> **Aim of the exercise**:
From the listing below, return each line that includes "page".

> **Listing**:
▽
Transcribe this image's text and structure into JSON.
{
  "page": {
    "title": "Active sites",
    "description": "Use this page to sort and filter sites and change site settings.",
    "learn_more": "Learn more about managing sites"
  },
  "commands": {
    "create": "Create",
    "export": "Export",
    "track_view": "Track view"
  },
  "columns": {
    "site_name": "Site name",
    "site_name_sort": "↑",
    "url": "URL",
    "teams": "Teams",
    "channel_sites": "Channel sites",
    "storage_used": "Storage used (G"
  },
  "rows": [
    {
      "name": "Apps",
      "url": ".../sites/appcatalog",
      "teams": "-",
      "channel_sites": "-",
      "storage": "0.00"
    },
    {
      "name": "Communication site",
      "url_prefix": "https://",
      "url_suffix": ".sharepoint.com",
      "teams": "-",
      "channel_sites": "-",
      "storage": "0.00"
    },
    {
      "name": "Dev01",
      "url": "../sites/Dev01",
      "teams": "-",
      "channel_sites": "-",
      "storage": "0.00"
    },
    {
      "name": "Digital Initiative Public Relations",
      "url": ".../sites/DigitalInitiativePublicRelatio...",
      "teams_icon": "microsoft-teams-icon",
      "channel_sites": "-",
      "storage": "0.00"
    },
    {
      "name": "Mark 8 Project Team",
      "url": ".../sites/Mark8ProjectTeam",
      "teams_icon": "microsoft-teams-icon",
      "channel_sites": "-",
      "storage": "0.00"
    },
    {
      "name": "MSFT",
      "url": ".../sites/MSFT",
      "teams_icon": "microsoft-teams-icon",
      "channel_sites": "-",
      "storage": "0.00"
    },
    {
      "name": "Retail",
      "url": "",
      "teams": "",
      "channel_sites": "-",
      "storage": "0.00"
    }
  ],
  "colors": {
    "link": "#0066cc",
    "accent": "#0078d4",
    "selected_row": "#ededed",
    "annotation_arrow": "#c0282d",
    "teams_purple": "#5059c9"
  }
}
△
> **Result for this exercise**:
  "page": {
    "description": "Use this page to sort and filter sites and change site settings.",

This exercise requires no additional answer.